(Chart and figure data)
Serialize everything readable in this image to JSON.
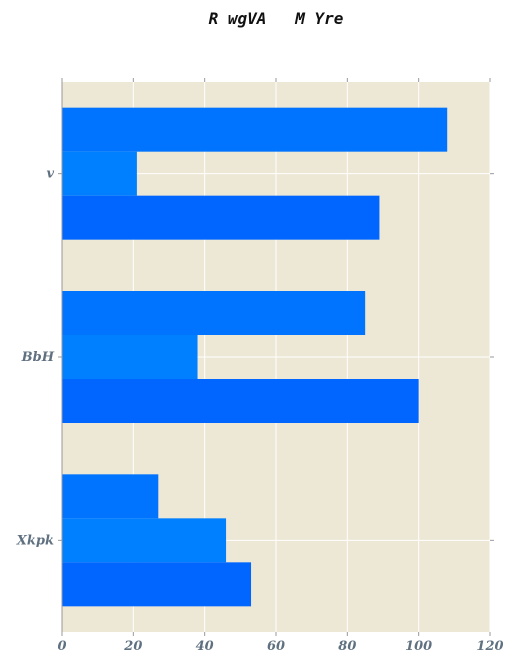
{
  "chart_data": {
    "type": "bar",
    "orientation": "horizontal",
    "title": "R wgVA   M Yre",
    "xlabel": "",
    "ylabel": "",
    "categories": [
      "v",
      "BbH",
      "Xkpk"
    ],
    "series": [
      {
        "values": [
          108,
          85,
          27
        ],
        "color": "#0073ff"
      },
      {
        "values": [
          21,
          38,
          46
        ],
        "color": "#0080ff"
      },
      {
        "values": [
          89,
          100,
          53
        ],
        "color": "#0066ff"
      }
    ],
    "xlim": [
      0,
      120
    ],
    "xticks": [
      0,
      20,
      40,
      60,
      80,
      100,
      120
    ],
    "grid": true,
    "legend": false,
    "background": "#ede7d5",
    "grid_color": "#ffffff"
  }
}
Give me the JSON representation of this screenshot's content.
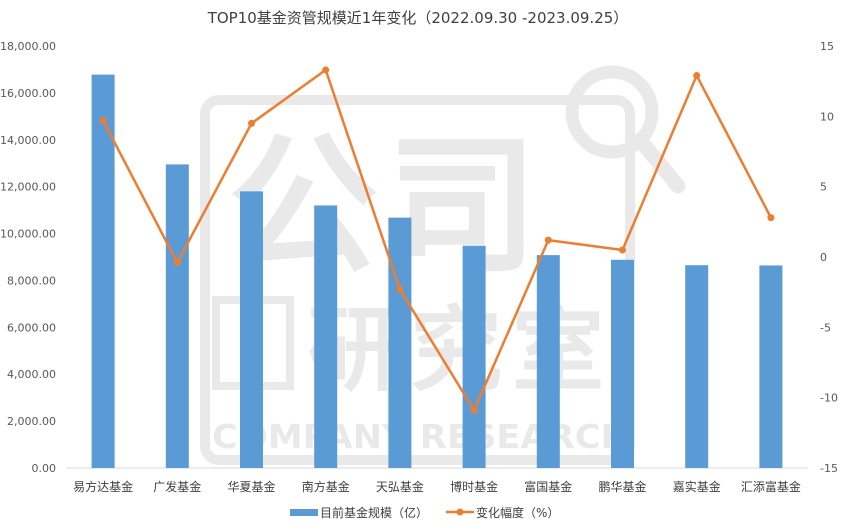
{
  "chart_data": {
    "type": "bar",
    "title": "TOP10基金资管规模近1年变化（2022.09.30 -2023.09.25）",
    "categories": [
      "易方达基金",
      "广发基金",
      "华夏基金",
      "南方基金",
      "天弘基金",
      "博时基金",
      "富国基金",
      "鹏华基金",
      "嘉实基金",
      "汇添富基金"
    ],
    "series": [
      {
        "name": "目前基金规模（亿）",
        "type": "bar",
        "axis": "left",
        "color": "#5b9bd5",
        "values": [
          16780,
          12950,
          11800,
          11200,
          10680,
          9480,
          9080,
          8880,
          8650,
          8640
        ]
      },
      {
        "name": "变化幅度（%）",
        "type": "line",
        "axis": "right",
        "color": "#ed7d31",
        "values": [
          9.7,
          -0.4,
          9.5,
          13.3,
          -2.3,
          -10.9,
          1.2,
          0.5,
          12.9,
          2.8
        ]
      }
    ],
    "y_left": {
      "lim": [
        0,
        18000
      ],
      "ticks": [
        0,
        2000,
        4000,
        6000,
        8000,
        10000,
        12000,
        14000,
        16000,
        18000
      ],
      "tick_labels": [
        "0.00",
        "2,000.00",
        "4,000.00",
        "6,000.00",
        "8,000.00",
        "10,000.00",
        "12,000.00",
        "14,000.00",
        "16,000.00",
        "18,000.00"
      ]
    },
    "y_right": {
      "lim": [
        -15,
        15
      ],
      "ticks": [
        -15,
        -10,
        -5,
        0,
        5,
        10,
        15
      ],
      "tick_labels": [
        "-15",
        "-10",
        "-5",
        "0",
        "5",
        "10",
        "15"
      ]
    },
    "grid": false,
    "legend": "bottom"
  },
  "watermark": {
    "chars": [
      "公",
      "司",
      "研",
      "究",
      "室"
    ],
    "text": "COMPANY RESEARCH"
  }
}
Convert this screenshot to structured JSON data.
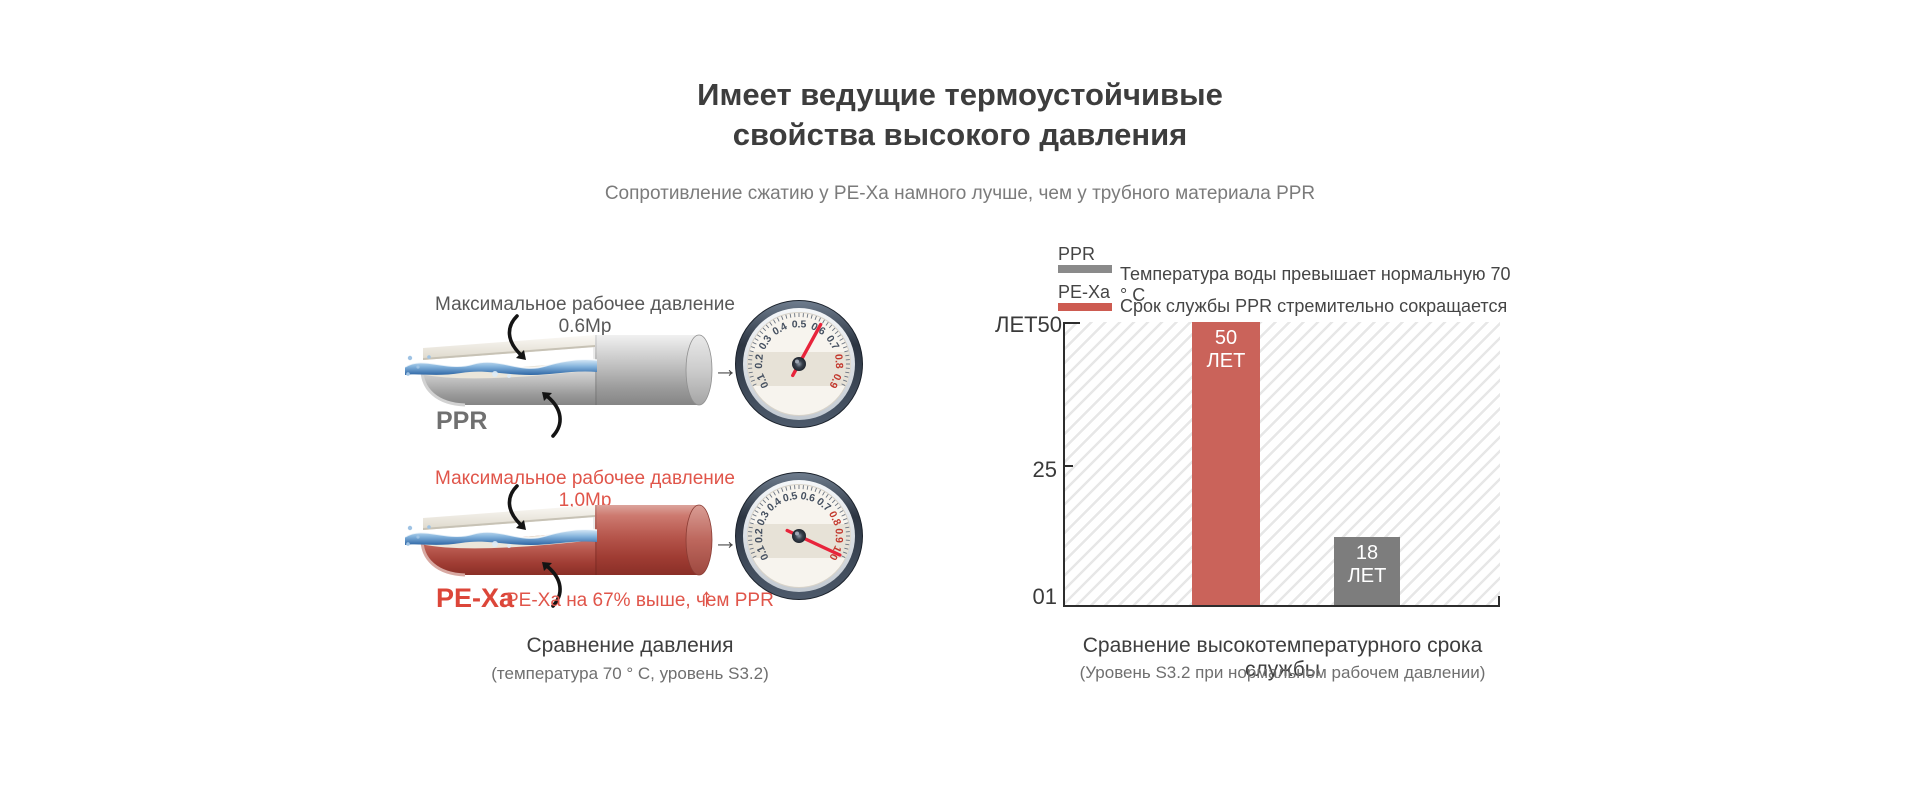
{
  "title": {
    "line1": "Имеет ведущие термоустойчивые",
    "line2": "свойства высокого давления"
  },
  "subtitle": "Сопротивление сжатию у PE-Xa намного лучше, чем у трубного материала PPR",
  "pressure": {
    "ppr": {
      "annotation": "Максимальное рабочее давление 0.6Мр",
      "pipe_label": "PPR",
      "flow_arrow": "→",
      "gauge": {
        "unit_labels": [
          "0.1",
          "0.2",
          "0.3",
          "0.4",
          "0.5",
          "0.6",
          "0.7",
          "0.8",
          "0.9"
        ],
        "red_labels": [
          "0.8",
          "0.9"
        ],
        "needle_value": "0.6"
      }
    },
    "pexa": {
      "annotation": "Максимальное рабочее давление 1,0Мр",
      "pipe_label": "PE-Xa",
      "note": "PE-Xa на 67% выше, чем PPR",
      "note_arrow": "↑",
      "flow_arrow": "→",
      "gauge": {
        "unit_labels": [
          "0.1",
          "0.2",
          "0.3",
          "0.4",
          "0.5",
          "0.6",
          "0.7",
          "0.8",
          "0.9",
          "1.0"
        ],
        "red_labels": [
          "0.8",
          "0.9",
          "1.0"
        ],
        "needle_value": "1.0"
      }
    },
    "caption": "Сравнение давления",
    "caption_sub": "(температура 70 ° C, уровень S3.2)"
  },
  "lifespan": {
    "legend": [
      {
        "label": "PPR",
        "swatch_color": "#8a8a8a",
        "text": "Температура воды превышает нормальную 70 ° C"
      },
      {
        "label": "PE-Xa",
        "swatch_color": "#cd5b51",
        "text": "Срок службы PPR стремительно сокращается"
      }
    ],
    "caption": "Сравнение высокотемпературного срока службы",
    "caption_sub": "(Уровень S3.2 при нормальном рабочем давлении)"
  },
  "chart_data": {
    "type": "bar",
    "title": "Сравнение высокотемпературного срока службы",
    "subtitle": "(Уровень S3.2 при нормальном рабочем давлении)",
    "categories": [
      "PE-Xa",
      "PPR"
    ],
    "values": [
      50,
      18
    ],
    "unit": "ЛЕТ",
    "bar_value_labels": [
      [
        "50",
        "ЛЕТ"
      ],
      [
        "18",
        "ЛЕТ"
      ]
    ],
    "bar_colors": [
      "#ca635a",
      "#7d7d7d"
    ],
    "bar_display_height_pct": [
      100,
      24
    ],
    "ytick_labels": [
      "ЛЕТ50",
      "25",
      "01"
    ],
    "ylim": [
      0,
      50
    ],
    "legend_position": "top-left",
    "background_pattern": "diagonal-hatch"
  },
  "colors": {
    "accent_red_text": "#e0554a",
    "bar_red": "#ca635a",
    "bar_gray": "#7d7d7d",
    "legend_gray": "#8a8a8a",
    "legend_red": "#cd5b51",
    "title_text": "#3d3d3d",
    "axis": "#2d2d2d"
  }
}
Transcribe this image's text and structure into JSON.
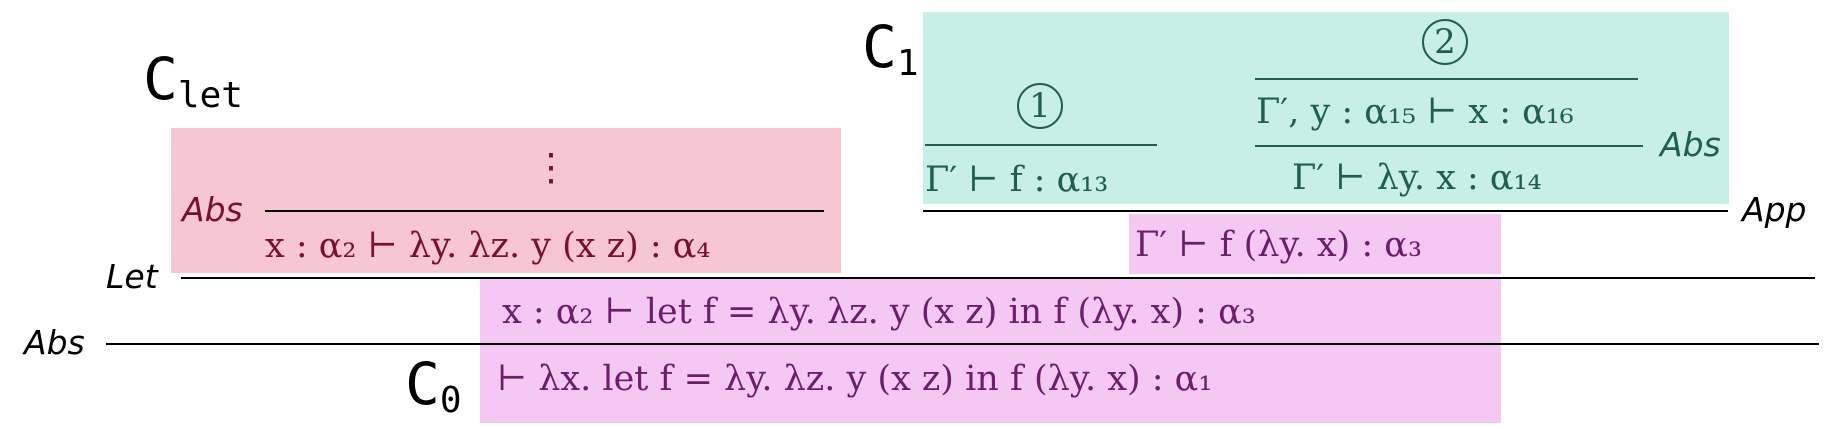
{
  "colors": {
    "red_box": "#f7c6d3",
    "red_text": "#7a1030",
    "teal_box": "#c8eee8",
    "teal_text": "#1f5f52",
    "pink_box": "#f5c8f3",
    "pink_text": "#6b1f6b",
    "rule_line": "#000000"
  },
  "labels": {
    "c_let": "C",
    "c_let_sub": "let",
    "c_1": "C",
    "c_1_sub": "1",
    "c_0": "C",
    "c_0_sub": "0",
    "abs_red": "Abs",
    "abs_teal": "Abs",
    "app": "App",
    "let": "Let",
    "abs_bottom": "Abs"
  },
  "red_box": {
    "premise": "⋮",
    "conclusion": "x : α₂ ⊢ λy. λz. y (x z) : α₄"
  },
  "teal_box": {
    "premise_left_marker": "1",
    "premise_left": "Γ′ ⊢ f : α₁₃",
    "premise_right_marker": "2",
    "premise_right_top": "Γ′, y : α₁₅ ⊢ x : α₁₆",
    "premise_right_bottom": "Γ′ ⊢ λy. x : α₁₄"
  },
  "app_conclusion": "Γ′ ⊢ f (λy. x) : α₃",
  "let_conclusion": "x : α₂ ⊢ let f = λy. λz. y (x z) in f (λy. x) : α₃",
  "final_conclusion": "⊢ λx. let f = λy. λz. y (x z) in f (λy. x) : α₁"
}
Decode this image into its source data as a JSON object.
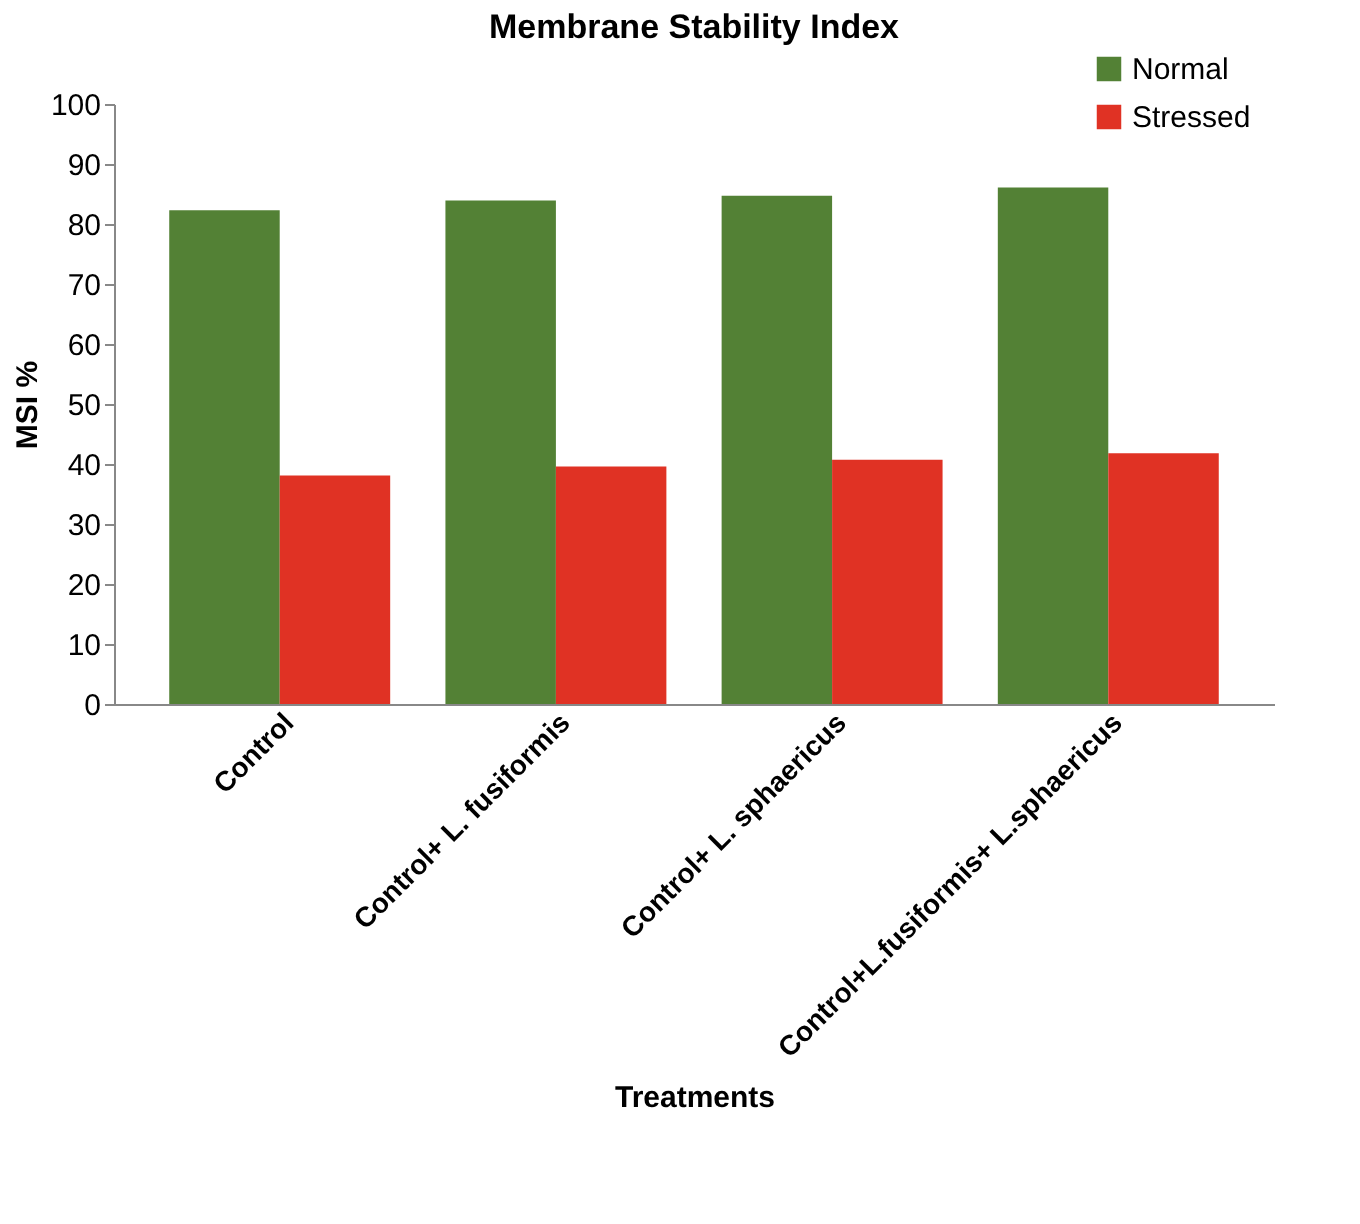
{
  "chart_data": {
    "type": "bar",
    "title": "Membrane Stability Index",
    "xlabel": "Treatments",
    "ylabel": "MSI %",
    "categories": [
      "Control",
      "Control+ L. fusiformis",
      "Control+ L. sphaericus",
      "Control+L.fusiformis+ L.sphaericus"
    ],
    "series": [
      {
        "name": "Normal",
        "color": "#538135",
        "values": [
          82.3,
          83.9,
          84.7,
          86.1
        ]
      },
      {
        "name": "Stressed",
        "color": "#e03224",
        "values": [
          38.1,
          39.6,
          40.7,
          41.8
        ]
      }
    ],
    "ylim": [
      0,
      100
    ],
    "yticks": [
      0,
      10,
      20,
      30,
      40,
      50,
      60,
      70,
      80,
      90,
      100
    ],
    "grid": false,
    "legend": "top right"
  }
}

= Task goal =
Reproduce each line of the material containing the word "Control".

= Task response =
      "Control",
      "Control+ L. fusiformis",
      "Control+ L. sphaericus",
      "Control+L.fusiformis+ L.sphaericus"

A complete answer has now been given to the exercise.